Exercise task:
What follows is a listing; give it again exactly, in its entirety.

>> begin

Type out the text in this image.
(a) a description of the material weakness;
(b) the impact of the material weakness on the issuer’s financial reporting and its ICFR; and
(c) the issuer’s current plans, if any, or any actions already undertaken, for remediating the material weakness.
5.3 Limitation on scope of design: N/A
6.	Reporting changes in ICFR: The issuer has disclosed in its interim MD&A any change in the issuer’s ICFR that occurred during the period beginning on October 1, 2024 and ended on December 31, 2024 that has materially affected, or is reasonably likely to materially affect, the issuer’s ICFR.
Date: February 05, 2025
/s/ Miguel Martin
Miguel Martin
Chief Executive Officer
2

>> end

Result for this exercise:
Type out the text in this image.
(a) a description of the material weakness;
(b) the impact of the material weakness on the issuer’s financial reporting and its ICFR; and
(c) the issuer’s current plans, if any, or any actions already undertaken, for remediating the material weakness.
5.3 Limitation on scope of design: N/A
6.	Reporting changes in ICFR: The issuer has disclosed in its interim MD&A any change in the issuer’s ICFR that occurred during the period beginning on October 1, 2024 and ended on December 31, 2024 that has materially affected, or is reasonably likely to materially affect, the issuer’s ICFR.
Date: February 05, 2025
/s/ Miguel Martin
Miguel Martin
Chief Executive Officer
2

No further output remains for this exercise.